Exercise instructions: Skip the pictures. Transcribe the rest of the data below without changing a word.

[Data excerpts]
***

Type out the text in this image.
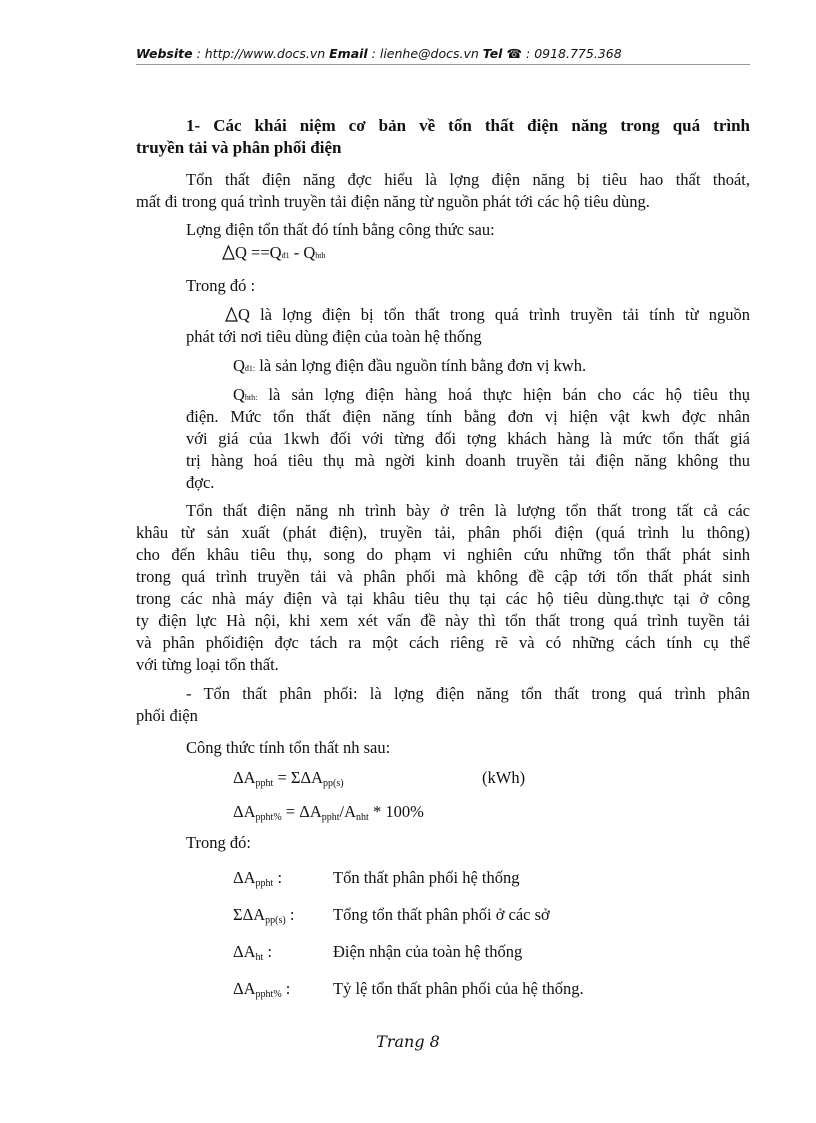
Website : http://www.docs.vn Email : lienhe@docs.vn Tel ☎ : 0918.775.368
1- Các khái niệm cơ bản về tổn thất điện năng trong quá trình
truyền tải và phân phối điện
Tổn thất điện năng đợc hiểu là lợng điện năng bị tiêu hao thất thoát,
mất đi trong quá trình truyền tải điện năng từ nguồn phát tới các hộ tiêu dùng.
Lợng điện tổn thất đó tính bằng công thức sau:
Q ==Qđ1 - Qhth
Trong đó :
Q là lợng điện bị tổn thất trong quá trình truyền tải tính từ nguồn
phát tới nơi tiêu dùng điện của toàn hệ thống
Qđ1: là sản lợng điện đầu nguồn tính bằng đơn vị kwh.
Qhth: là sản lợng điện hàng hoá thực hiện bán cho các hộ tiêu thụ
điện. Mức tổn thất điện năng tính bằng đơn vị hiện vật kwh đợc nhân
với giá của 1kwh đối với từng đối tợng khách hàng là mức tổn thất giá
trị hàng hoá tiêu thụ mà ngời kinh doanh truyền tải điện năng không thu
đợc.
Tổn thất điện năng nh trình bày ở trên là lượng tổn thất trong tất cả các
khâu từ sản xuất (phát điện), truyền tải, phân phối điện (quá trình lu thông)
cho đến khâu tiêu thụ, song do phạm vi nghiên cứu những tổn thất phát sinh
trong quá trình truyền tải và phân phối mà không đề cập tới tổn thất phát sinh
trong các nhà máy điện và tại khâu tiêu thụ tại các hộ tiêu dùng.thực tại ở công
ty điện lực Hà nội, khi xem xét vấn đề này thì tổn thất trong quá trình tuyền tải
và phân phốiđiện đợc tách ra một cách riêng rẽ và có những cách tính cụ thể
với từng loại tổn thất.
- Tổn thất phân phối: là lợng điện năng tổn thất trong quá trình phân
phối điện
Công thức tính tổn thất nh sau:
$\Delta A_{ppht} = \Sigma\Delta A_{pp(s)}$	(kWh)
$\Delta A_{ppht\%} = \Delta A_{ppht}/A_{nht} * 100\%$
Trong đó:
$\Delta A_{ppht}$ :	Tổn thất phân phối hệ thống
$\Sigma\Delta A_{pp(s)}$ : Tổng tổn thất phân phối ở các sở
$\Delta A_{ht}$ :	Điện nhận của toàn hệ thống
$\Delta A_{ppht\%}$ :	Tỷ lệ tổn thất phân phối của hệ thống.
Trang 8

***

Task answer:
Type out the text in this image.
Website : http://www.docs.vn Email : lienhe@docs.vn Tel ☎ : 0918.775.368
1- Các khái niệm cơ bản về tổn thất điện năng trong quá trình
truyền tải và phân phối điện
Tổn thất điện năng đợc hiểu là lợng điện năng bị tiêu hao thất thoát,
mất đi trong quá trình truyền tải điện năng từ nguồn phát tới các hộ tiêu dùng.
Lợng điện tổn thất đó tính bằng công thức sau:
Q ==Qđ1 - Qhth
Trong đó :
Q là lợng điện bị tổn thất trong quá trình truyền tải tính từ nguồn
phát tới nơi tiêu dùng điện của toàn hệ thống
Qđ1: là sản lợng điện đầu nguồn tính bằng đơn vị kwh.
Qhth: là sản lợng điện hàng hoá thực hiện bán cho các hộ tiêu thụ
điện. Mức tổn thất điện năng tính bằng đơn vị hiện vật kwh đợc nhân
với giá của 1kwh đối với từng đối tợng khách hàng là mức tổn thất giá
trị hàng hoá tiêu thụ mà ngời kinh doanh truyền tải điện năng không thu
đợc.
Tổn thất điện năng nh trình bày ở trên là lượng tổn thất trong tất cả các
khâu từ sản xuất (phát điện), truyền tải, phân phối điện (quá trình lu thông)
cho đến khâu tiêu thụ, song do phạm vi nghiên cứu những tổn thất phát sinh
trong quá trình truyền tải và phân phối mà không đề cập tới tổn thất phát sinh
trong các nhà máy điện và tại khâu tiêu thụ tại các hộ tiêu dùng.thực tại ở công
ty điện lực Hà nội, khi xem xét vấn đề này thì tổn thất trong quá trình tuyền tải
và phân phốiđiện đợc tách ra một cách riêng rẽ và có những cách tính cụ thể
với từng loại tổn thất.
- Tổn thất phân phối: là lợng điện năng tổn thất trong quá trình phân
phối điện
Công thức tính tổn thất nh sau:
$\Delta A_{ppht} = \Sigma\Delta A_{pp(s)}$	(kWh)
$\Delta A_{ppht\%} = \Delta A_{ppht}/A_{nht} * 100\%$
Trong đó:
$\Delta A_{ppht}$ :	Tổn thất phân phối hệ thống
$\Sigma\Delta A_{pp(s)}$ : Tổng tổn thất phân phối ở các sở
$\Delta A_{ht}$ :	Điện nhận của toàn hệ thống
$\Delta A_{ppht\%}$ :	Tỷ lệ tổn thất phân phối của hệ thống.
Trang 8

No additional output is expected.